- **GOAL**: All of the material below is to be retyped exactly.

** start PROVIDED MATERIAL **

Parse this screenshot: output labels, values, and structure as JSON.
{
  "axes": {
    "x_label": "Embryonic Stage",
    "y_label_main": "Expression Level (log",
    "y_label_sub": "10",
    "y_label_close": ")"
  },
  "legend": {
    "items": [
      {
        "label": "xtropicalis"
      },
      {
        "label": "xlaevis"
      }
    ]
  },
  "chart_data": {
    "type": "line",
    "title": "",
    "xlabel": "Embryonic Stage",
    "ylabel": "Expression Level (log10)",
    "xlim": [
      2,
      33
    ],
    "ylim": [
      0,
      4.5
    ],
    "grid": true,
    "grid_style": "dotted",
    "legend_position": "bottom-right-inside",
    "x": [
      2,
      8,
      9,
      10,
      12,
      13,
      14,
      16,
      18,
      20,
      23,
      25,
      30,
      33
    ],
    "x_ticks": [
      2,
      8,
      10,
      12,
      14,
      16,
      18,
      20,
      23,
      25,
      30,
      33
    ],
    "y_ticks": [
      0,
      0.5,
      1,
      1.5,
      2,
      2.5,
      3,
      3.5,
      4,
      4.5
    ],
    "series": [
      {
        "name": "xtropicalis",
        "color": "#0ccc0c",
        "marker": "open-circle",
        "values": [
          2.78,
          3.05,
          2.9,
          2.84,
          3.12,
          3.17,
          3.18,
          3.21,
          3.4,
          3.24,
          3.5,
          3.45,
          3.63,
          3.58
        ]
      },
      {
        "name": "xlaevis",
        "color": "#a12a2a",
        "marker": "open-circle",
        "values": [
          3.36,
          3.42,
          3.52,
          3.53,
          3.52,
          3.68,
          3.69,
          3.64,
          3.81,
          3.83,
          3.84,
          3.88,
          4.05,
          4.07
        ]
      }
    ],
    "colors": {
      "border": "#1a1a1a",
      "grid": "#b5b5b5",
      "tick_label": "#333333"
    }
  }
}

** end PROVIDED MATERIAL **

- **RESULT OF THIS TASK**:
Parse this screenshot: output labels, values, and structure as JSON.
{
  "axes": {
    "x_label": "Embryonic Stage",
    "y_label_main": "Expression Level (log",
    "y_label_sub": "10",
    "y_label_close": ")"
  },
  "legend": {
    "items": [
      {
        "label": "xtropicalis"
      },
      {
        "label": "xlaevis"
      }
    ]
  },
  "chart_data": {
    "type": "line",
    "title": "",
    "xlabel": "Embryonic Stage",
    "ylabel": "Expression Level (log10)",
    "xlim": [
      2,
      33
    ],
    "ylim": [
      0,
      4.5
    ],
    "grid": true,
    "grid_style": "dotted",
    "legend_position": "bottom-right-inside",
    "x": [
      2,
      8,
      9,
      10,
      12,
      13,
      14,
      16,
      18,
      20,
      23,
      25,
      30,
      33
    ],
    "x_ticks": [
      2,
      8,
      10,
      12,
      14,
      16,
      18,
      20,
      23,
      25,
      30,
      33
    ],
    "y_ticks": [
      0,
      0.5,
      1,
      1.5,
      2,
      2.5,
      3,
      3.5,
      4,
      4.5
    ],
    "series": [
      {
        "name": "xtropicalis",
        "color": "#0ccc0c",
        "marker": "open-circle",
        "values": [
          2.78,
          3.05,
          2.9,
          2.84,
          3.12,
          3.17,
          3.18,
          3.21,
          3.4,
          3.24,
          3.5,
          3.45,
          3.63,
          3.58
        ]
      },
      {
        "name": "xlaevis",
        "color": "#a12a2a",
        "marker": "open-circle",
        "values": [
          3.36,
          3.42,
          3.52,
          3.53,
          3.52,
          3.68,
          3.69,
          3.64,
          3.81,
          3.83,
          3.84,
          3.88,
          4.05,
          4.07
        ]
      }
    ],
    "colors": {
      "border": "#1a1a1a",
      "grid": "#b5b5b5",
      "tick_label": "#333333"
    }
  }
}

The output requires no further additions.